* Problem description
Every record must be repeated exactly, with no omission.

* Entries shown
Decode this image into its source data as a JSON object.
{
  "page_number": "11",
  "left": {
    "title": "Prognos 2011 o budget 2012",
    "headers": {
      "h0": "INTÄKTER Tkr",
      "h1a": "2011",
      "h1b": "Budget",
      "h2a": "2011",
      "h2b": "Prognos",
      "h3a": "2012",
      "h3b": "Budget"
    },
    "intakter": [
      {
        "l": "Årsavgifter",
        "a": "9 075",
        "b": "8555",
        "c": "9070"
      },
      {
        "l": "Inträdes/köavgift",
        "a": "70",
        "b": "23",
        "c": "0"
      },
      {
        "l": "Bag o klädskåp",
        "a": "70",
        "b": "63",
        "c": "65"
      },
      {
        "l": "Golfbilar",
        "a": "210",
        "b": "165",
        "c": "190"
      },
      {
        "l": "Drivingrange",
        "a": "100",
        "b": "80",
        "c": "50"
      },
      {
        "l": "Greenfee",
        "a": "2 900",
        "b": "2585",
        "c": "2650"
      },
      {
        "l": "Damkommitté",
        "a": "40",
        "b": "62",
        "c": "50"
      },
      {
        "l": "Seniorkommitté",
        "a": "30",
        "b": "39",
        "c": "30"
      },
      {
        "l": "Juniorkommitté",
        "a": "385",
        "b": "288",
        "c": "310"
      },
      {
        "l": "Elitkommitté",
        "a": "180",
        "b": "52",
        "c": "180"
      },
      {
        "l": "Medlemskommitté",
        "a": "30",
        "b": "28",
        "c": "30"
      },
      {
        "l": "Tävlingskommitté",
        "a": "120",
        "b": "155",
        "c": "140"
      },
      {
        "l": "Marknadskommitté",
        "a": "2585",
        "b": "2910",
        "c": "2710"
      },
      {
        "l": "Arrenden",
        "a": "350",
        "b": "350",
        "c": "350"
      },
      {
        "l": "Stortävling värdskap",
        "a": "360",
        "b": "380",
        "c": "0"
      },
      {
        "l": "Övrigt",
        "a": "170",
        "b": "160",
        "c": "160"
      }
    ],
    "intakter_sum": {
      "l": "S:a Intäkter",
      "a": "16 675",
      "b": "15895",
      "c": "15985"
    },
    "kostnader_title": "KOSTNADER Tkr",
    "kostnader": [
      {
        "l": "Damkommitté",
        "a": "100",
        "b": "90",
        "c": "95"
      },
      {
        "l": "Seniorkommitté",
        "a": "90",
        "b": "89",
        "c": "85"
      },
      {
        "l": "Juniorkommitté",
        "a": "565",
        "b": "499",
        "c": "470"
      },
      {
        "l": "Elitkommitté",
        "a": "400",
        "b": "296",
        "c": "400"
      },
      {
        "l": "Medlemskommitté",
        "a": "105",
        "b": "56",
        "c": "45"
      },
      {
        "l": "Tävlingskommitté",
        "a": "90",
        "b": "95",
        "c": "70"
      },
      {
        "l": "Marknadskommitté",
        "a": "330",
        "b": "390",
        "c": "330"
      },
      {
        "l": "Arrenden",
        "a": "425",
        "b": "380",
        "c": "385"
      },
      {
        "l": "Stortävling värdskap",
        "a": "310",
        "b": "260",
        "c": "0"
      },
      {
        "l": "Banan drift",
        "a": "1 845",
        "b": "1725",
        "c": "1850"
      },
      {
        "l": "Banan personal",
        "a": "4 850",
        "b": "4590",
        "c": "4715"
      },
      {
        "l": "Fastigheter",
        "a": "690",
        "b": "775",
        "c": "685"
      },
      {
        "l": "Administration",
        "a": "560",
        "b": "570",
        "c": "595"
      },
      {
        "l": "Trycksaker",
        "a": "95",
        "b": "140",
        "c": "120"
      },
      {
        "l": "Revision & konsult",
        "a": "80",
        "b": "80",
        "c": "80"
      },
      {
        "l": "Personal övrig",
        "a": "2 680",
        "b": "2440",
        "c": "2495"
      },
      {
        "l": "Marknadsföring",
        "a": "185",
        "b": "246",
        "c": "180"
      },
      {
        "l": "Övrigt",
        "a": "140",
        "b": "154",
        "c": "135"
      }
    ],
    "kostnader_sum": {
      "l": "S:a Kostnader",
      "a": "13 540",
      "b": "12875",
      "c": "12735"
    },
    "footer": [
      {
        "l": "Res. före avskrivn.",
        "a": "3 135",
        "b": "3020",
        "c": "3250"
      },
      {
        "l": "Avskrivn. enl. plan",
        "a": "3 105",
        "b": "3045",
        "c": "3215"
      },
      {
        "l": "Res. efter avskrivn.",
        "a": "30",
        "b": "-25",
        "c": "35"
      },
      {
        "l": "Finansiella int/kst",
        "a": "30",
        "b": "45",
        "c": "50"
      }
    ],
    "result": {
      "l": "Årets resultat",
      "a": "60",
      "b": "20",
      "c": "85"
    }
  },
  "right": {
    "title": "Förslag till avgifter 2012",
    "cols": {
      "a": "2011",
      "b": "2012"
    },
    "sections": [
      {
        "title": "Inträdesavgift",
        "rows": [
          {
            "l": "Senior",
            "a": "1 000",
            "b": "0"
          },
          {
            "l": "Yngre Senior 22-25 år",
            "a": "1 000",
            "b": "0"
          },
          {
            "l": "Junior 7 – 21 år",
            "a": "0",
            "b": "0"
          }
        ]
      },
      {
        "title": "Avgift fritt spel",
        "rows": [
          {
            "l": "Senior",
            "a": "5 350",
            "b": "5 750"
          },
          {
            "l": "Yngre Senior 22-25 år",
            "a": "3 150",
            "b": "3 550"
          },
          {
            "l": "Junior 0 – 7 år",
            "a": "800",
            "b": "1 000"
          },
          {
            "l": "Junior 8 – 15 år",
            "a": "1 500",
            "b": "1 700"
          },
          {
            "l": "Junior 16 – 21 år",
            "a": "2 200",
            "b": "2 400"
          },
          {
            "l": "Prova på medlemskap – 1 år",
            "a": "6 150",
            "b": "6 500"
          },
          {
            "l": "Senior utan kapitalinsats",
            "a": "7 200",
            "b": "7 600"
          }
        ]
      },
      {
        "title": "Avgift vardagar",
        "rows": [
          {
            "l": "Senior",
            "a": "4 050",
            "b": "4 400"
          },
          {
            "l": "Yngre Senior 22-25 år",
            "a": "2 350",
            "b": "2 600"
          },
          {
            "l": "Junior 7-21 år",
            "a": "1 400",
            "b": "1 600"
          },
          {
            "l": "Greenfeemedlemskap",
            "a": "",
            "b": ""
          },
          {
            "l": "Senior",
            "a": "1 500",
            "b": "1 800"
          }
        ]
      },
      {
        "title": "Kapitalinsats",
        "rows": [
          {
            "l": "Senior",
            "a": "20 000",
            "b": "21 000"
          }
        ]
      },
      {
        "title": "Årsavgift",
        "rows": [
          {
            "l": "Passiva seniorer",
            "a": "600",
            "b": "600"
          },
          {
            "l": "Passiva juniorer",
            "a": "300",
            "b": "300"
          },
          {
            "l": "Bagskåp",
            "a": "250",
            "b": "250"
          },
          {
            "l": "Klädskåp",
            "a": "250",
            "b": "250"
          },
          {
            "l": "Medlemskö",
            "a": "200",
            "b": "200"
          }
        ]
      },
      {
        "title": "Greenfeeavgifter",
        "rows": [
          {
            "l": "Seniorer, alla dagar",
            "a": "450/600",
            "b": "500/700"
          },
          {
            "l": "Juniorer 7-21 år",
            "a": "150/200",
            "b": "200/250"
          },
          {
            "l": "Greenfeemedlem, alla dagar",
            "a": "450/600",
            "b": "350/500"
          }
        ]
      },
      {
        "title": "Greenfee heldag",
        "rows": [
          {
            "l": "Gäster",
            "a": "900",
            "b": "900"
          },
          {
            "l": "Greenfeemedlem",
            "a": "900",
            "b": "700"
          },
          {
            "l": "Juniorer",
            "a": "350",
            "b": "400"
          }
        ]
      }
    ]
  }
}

* Task solution
Decode this image into its source data as a JSON object.
{
  "page_number": "11",
  "left": {
    "title": "Prognos 2011 o budget 2012",
    "headers": {
      "h0": "INTÄKTER Tkr",
      "h1a": "2011",
      "h1b": "Budget",
      "h2a": "2011",
      "h2b": "Prognos",
      "h3a": "2012",
      "h3b": "Budget"
    },
    "intakter": [
      {
        "l": "Årsavgifter",
        "a": "9 075",
        "b": "8555",
        "c": "9070"
      },
      {
        "l": "Inträdes/köavgift",
        "a": "70",
        "b": "23",
        "c": "0"
      },
      {
        "l": "Bag o klädskåp",
        "a": "70",
        "b": "63",
        "c": "65"
      },
      {
        "l": "Golfbilar",
        "a": "210",
        "b": "165",
        "c": "190"
      },
      {
        "l": "Drivingrange",
        "a": "100",
        "b": "80",
        "c": "50"
      },
      {
        "l": "Greenfee",
        "a": "2 900",
        "b": "2585",
        "c": "2650"
      },
      {
        "l": "Damkommitté",
        "a": "40",
        "b": "62",
        "c": "50"
      },
      {
        "l": "Seniorkommitté",
        "a": "30",
        "b": "39",
        "c": "30"
      },
      {
        "l": "Juniorkommitté",
        "a": "385",
        "b": "288",
        "c": "310"
      },
      {
        "l": "Elitkommitté",
        "a": "180",
        "b": "52",
        "c": "180"
      },
      {
        "l": "Medlemskommitté",
        "a": "30",
        "b": "28",
        "c": "30"
      },
      {
        "l": "Tävlingskommitté",
        "a": "120",
        "b": "155",
        "c": "140"
      },
      {
        "l": "Marknadskommitté",
        "a": "2585",
        "b": "2910",
        "c": "2710"
      },
      {
        "l": "Arrenden",
        "a": "350",
        "b": "350",
        "c": "350"
      },
      {
        "l": "Stortävling värdskap",
        "a": "360",
        "b": "380",
        "c": "0"
      },
      {
        "l": "Övrigt",
        "a": "170",
        "b": "160",
        "c": "160"
      }
    ],
    "intakter_sum": {
      "l": "S:a Intäkter",
      "a": "16 675",
      "b": "15895",
      "c": "15985"
    },
    "kostnader_title": "KOSTNADER Tkr",
    "kostnader": [
      {
        "l": "Damkommitté",
        "a": "100",
        "b": "90",
        "c": "95"
      },
      {
        "l": "Seniorkommitté",
        "a": "90",
        "b": "89",
        "c": "85"
      },
      {
        "l": "Juniorkommitté",
        "a": "565",
        "b": "499",
        "c": "470"
      },
      {
        "l": "Elitkommitté",
        "a": "400",
        "b": "296",
        "c": "400"
      },
      {
        "l": "Medlemskommitté",
        "a": "105",
        "b": "56",
        "c": "45"
      },
      {
        "l": "Tävlingskommitté",
        "a": "90",
        "b": "95",
        "c": "70"
      },
      {
        "l": "Marknadskommitté",
        "a": "330",
        "b": "390",
        "c": "330"
      },
      {
        "l": "Arrenden",
        "a": "425",
        "b": "380",
        "c": "385"
      },
      {
        "l": "Stortävling värdskap",
        "a": "310",
        "b": "260",
        "c": "0"
      },
      {
        "l": "Banan drift",
        "a": "1 845",
        "b": "1725",
        "c": "1850"
      },
      {
        "l": "Banan personal",
        "a": "4 850",
        "b": "4590",
        "c": "4715"
      },
      {
        "l": "Fastigheter",
        "a": "690",
        "b": "775",
        "c": "685"
      },
      {
        "l": "Administration",
        "a": "560",
        "b": "570",
        "c": "595"
      },
      {
        "l": "Trycksaker",
        "a": "95",
        "b": "140",
        "c": "120"
      },
      {
        "l": "Revision & konsult",
        "a": "80",
        "b": "80",
        "c": "80"
      },
      {
        "l": "Personal övrig",
        "a": "2 680",
        "b": "2440",
        "c": "2495"
      },
      {
        "l": "Marknadsföring",
        "a": "185",
        "b": "246",
        "c": "180"
      },
      {
        "l": "Övrigt",
        "a": "140",
        "b": "154",
        "c": "135"
      }
    ],
    "kostnader_sum": {
      "l": "S:a Kostnader",
      "a": "13 540",
      "b": "12875",
      "c": "12735"
    },
    "footer": [
      {
        "l": "Res. före avskrivn.",
        "a": "3 135",
        "b": "3020",
        "c": "3250"
      },
      {
        "l": "Avskrivn. enl. plan",
        "a": "3 105",
        "b": "3045",
        "c": "3215"
      },
      {
        "l": "Res. efter avskrivn.",
        "a": "30",
        "b": "-25",
        "c": "35"
      },
      {
        "l": "Finansiella int/kst",
        "a": "30",
        "b": "45",
        "c": "50"
      }
    ],
    "result": {
      "l": "Årets resultat",
      "a": "60",
      "b": "20",
      "c": "85"
    }
  },
  "right": {
    "title": "Förslag till avgifter 2012",
    "cols": {
      "a": "2011",
      "b": "2012"
    },
    "sections": [
      {
        "title": "Inträdesavgift",
        "rows": [
          {
            "l": "Senior",
            "a": "1 000",
            "b": "0"
          },
          {
            "l": "Yngre Senior 22-25 år",
            "a": "1 000",
            "b": "0"
          },
          {
            "l": "Junior 7 – 21 år",
            "a": "0",
            "b": "0"
          }
        ]
      },
      {
        "title": "Avgift fritt spel",
        "rows": [
          {
            "l": "Senior",
            "a": "5 350",
            "b": "5 750"
          },
          {
            "l": "Yngre Senior 22-25 år",
            "a": "3 150",
            "b": "3 550"
          },
          {
            "l": "Junior 0 – 7 år",
            "a": "800",
            "b": "1 000"
          },
          {
            "l": "Junior 8 – 15 år",
            "a": "1 500",
            "b": "1 700"
          },
          {
            "l": "Junior 16 – 21 år",
            "a": "2 200",
            "b": "2 400"
          },
          {
            "l": "Prova på medlemskap – 1 år",
            "a": "6 150",
            "b": "6 500"
          },
          {
            "l": "Senior utan kapitalinsats",
            "a": "7 200",
            "b": "7 600"
          }
        ]
      },
      {
        "title": "Avgift vardagar",
        "rows": [
          {
            "l": "Senior",
            "a": "4 050",
            "b": "4 400"
          },
          {
            "l": "Yngre Senior 22-25 år",
            "a": "2 350",
            "b": "2 600"
          },
          {
            "l": "Junior 7-21 år",
            "a": "1 400",
            "b": "1 600"
          },
          {
            "l": "Greenfeemedlemskap",
            "a": "",
            "b": ""
          },
          {
            "l": "Senior",
            "a": "1 500",
            "b": "1 800"
          }
        ]
      },
      {
        "title": "Kapitalinsats",
        "rows": [
          {
            "l": "Senior",
            "a": "20 000",
            "b": "21 000"
          }
        ]
      },
      {
        "title": "Årsavgift",
        "rows": [
          {
            "l": "Passiva seniorer",
            "a": "600",
            "b": "600"
          },
          {
            "l": "Passiva juniorer",
            "a": "300",
            "b": "300"
          },
          {
            "l": "Bagskåp",
            "a": "250",
            "b": "250"
          },
          {
            "l": "Klädskåp",
            "a": "250",
            "b": "250"
          },
          {
            "l": "Medlemskö",
            "a": "200",
            "b": "200"
          }
        ]
      },
      {
        "title": "Greenfeeavgifter",
        "rows": [
          {
            "l": "Seniorer, alla dagar",
            "a": "450/600",
            "b": "500/700"
          },
          {
            "l": "Juniorer 7-21 år",
            "a": "150/200",
            "b": "200/250"
          },
          {
            "l": "Greenfeemedlem, alla dagar",
            "a": "450/600",
            "b": "350/500"
          }
        ]
      },
      {
        "title": "Greenfee heldag",
        "rows": [
          {
            "l": "Gäster",
            "a": "900",
            "b": "900"
          },
          {
            "l": "Greenfeemedlem",
            "a": "900",
            "b": "700"
          },
          {
            "l": "Juniorer",
            "a": "350",
            "b": "400"
          }
        ]
      }
    ]
  }
}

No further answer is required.